What the exercise asks: Transcribe each record below word for word.

Entries supplied:
□ □ □ □

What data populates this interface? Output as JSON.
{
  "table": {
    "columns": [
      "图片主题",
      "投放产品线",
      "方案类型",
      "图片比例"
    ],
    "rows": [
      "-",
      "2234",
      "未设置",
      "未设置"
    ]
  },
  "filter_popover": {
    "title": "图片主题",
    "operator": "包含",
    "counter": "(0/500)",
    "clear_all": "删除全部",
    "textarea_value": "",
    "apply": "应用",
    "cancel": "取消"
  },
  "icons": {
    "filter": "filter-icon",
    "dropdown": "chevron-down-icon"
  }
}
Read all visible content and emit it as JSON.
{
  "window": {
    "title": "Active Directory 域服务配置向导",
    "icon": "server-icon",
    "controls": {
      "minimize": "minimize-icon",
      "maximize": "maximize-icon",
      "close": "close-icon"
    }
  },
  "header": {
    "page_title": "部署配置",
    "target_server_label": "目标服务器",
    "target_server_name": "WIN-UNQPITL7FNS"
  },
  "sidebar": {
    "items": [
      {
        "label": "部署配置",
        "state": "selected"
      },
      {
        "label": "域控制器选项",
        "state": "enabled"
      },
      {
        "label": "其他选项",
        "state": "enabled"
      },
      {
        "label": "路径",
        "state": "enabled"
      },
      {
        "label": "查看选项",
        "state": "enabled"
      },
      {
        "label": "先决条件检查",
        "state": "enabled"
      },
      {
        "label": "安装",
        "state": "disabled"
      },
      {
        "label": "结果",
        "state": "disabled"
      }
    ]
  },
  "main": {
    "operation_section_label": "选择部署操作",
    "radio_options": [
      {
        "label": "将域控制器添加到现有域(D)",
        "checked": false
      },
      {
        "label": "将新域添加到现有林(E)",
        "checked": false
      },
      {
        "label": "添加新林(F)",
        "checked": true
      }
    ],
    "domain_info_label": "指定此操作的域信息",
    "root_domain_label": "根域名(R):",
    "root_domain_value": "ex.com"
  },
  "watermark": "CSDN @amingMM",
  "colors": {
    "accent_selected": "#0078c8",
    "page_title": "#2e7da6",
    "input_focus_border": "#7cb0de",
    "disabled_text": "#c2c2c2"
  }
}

□ □ □ □

Exercise solution:
What data populates this interface? Output as JSON.
{
  "table": {
    "columns": [
      "图片主题",
      "投放产品线",
      "方案类型",
      "图片比例"
    ],
    "rows": [
      "-",
      "2234",
      "未设置",
      "未设置"
    ]
  },
  "filter_popover": {
    "title": "图片主题",
    "operator": "包含",
    "counter": "(0/500)",
    "clear_all": "删除全部",
    "textarea_value": "",
    "apply": "应用",
    "cancel": "取消"
  },
  "icons": {
    "filter": "filter-icon",
    "dropdown": "chevron-down-icon"
  }
}
Read all visible content and emit it as JSON.
{
  "window": {
    "title": "Active Directory 域服务配置向导",
    "icon": "server-icon",
    "controls": {
      "minimize": "minimize-icon",
      "maximize": "maximize-icon",
      "close": "close-icon"
    }
  },
  "header": {
    "page_title": "部署配置",
    "target_server_label": "目标服务器",
    "target_server_name": "WIN-UNQPITL7FNS"
  },
  "sidebar": {
    "items": [
      {
        "label": "部署配置",
        "state": "selected"
      },
      {
        "label": "域控制器选项",
        "state": "enabled"
      },
      {
        "label": "其他选项",
        "state": "enabled"
      },
      {
        "label": "路径",
        "state": "enabled"
      },
      {
        "label": "查看选项",
        "state": "enabled"
      },
      {
        "label": "先决条件检查",
        "state": "enabled"
      },
      {
        "label": "安装",
        "state": "disabled"
      },
      {
        "label": "结果",
        "state": "disabled"
      }
    ]
  },
  "main": {
    "operation_section_label": "选择部署操作",
    "radio_options": [
      {
        "label": "将域控制器添加到现有域(D)",
        "checked": false
      },
      {
        "label": "将新域添加到现有林(E)",
        "checked": false
      },
      {
        "label": "添加新林(F)",
        "checked": true
      }
    ],
    "domain_info_label": "指定此操作的域信息",
    "root_domain_label": "根域名(R):",
    "root_domain_value": "ex.com"
  },
  "watermark": "CSDN @amingMM",
  "colors": {
    "accent_selected": "#0078c8",
    "page_title": "#2e7da6",
    "input_focus_border": "#7cb0de",
    "disabled_text": "#c2c2c2"
  }
}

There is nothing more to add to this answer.